- **Task item**
Report every line below that holds the word "circular".

========

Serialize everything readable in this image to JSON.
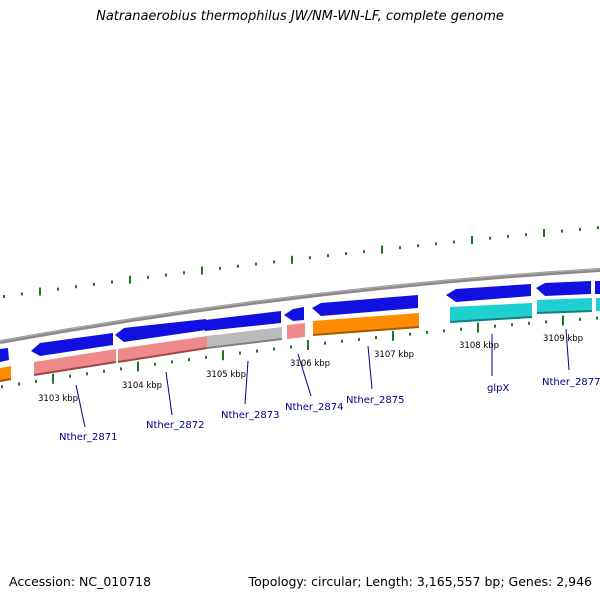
{
  "title": "Natranaerobius thermophilus JW/NM-WN-LF, complete genome",
  "footer": {
    "accession": "Accession: NC_010718",
    "stats": "Topology: circular; Length: 3,165,557 bp; Genes: 2,946"
  },
  "colors": {
    "backbone": "#8a8a8a",
    "gc_skew": "#1a7a1a",
    "cds": "#1010e0",
    "rna_salmon": "#f08a8a",
    "rna_gray": "#bbbbbb",
    "rna_orange": "#ff8c00",
    "rna_cyan": "#20d0d0",
    "label": "#00008b"
  },
  "scale": {
    "ticks": [
      {
        "label": "3103 kbp"
      },
      {
        "label": "3104 kbp"
      },
      {
        "label": "3105 kbp"
      },
      {
        "label": "3106 kbp"
      },
      {
        "label": "3107 kbp"
      },
      {
        "label": "3108 kbp"
      },
      {
        "label": "3109 kbp"
      }
    ]
  },
  "genes": [
    {
      "name": "Nther_2871"
    },
    {
      "name": "Nther_2872"
    },
    {
      "name": "Nther_2873"
    },
    {
      "name": "Nther_2874"
    },
    {
      "name": "Nther_2875"
    },
    {
      "name": "glpX"
    },
    {
      "name": "Nther_2877"
    }
  ]
}
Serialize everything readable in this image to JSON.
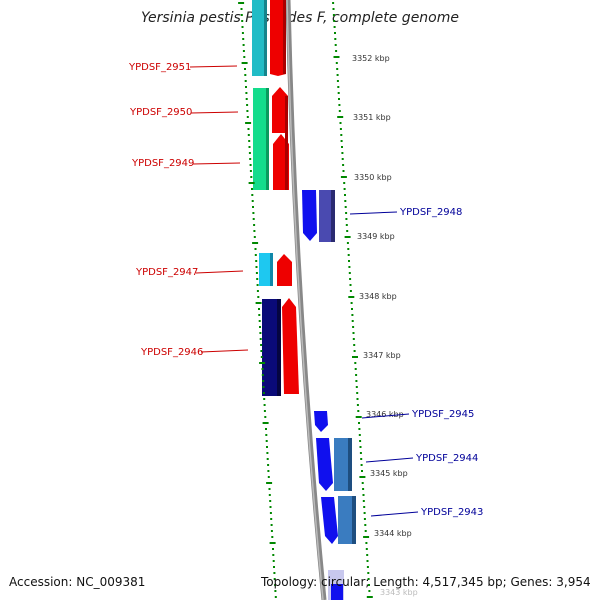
{
  "title": "Yersinia pestis Pestoides F, complete genome",
  "footer": {
    "accession": "Accession: NC_009381",
    "summary": "Topology: circular; Length: 4,517,345 bp; Genes: 3,954"
  },
  "colors": {
    "ruler_ticks": "#008800",
    "backbone": "#888888",
    "left_labels": "#cc0000",
    "right_labels": "#000099",
    "tick_text": "#333333"
  },
  "ruler_labels": [
    {
      "label": "3352 kbp",
      "kbp": 3352
    },
    {
      "label": "3351 kbp",
      "kbp": 3351
    },
    {
      "label": "3350 kbp",
      "kbp": 3350
    },
    {
      "label": "3349 kbp",
      "kbp": 3349
    },
    {
      "label": "3348 kbp",
      "kbp": 3348
    },
    {
      "label": "3347 kbp",
      "kbp": 3347
    },
    {
      "label": "3346 kbp",
      "kbp": 3346
    },
    {
      "label": "3345 kbp",
      "kbp": 3345
    },
    {
      "label": "3344 kbp",
      "kbp": 3344
    },
    {
      "label": "3343 kbp",
      "kbp": 3343
    }
  ],
  "genes_left": [
    {
      "label": "YPDSF_2951",
      "color": "#cc0000"
    },
    {
      "label": "YPDSF_2950",
      "color": "#cc0000"
    },
    {
      "label": "YPDSF_2949",
      "color": "#cc0000"
    },
    {
      "label": "YPDSF_2947",
      "color": "#cc0000"
    },
    {
      "label": "YPDSF_2946",
      "color": "#cc0000"
    }
  ],
  "genes_right": [
    {
      "label": "YPDSF_2948",
      "color": "#000099"
    },
    {
      "label": "YPDSF_2945",
      "color": "#000099"
    },
    {
      "label": "YPDSF_2944",
      "color": "#000099"
    },
    {
      "label": "YPDSF_2943",
      "color": "#000099"
    }
  ]
}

========

- **The completed task**
    "stats": "Topology: circular; Length: 3,165,557 bp; Genes: 2,946"
    "summary": "Topology: circular; Length: 4,517,345 bp; Genes: 3,954"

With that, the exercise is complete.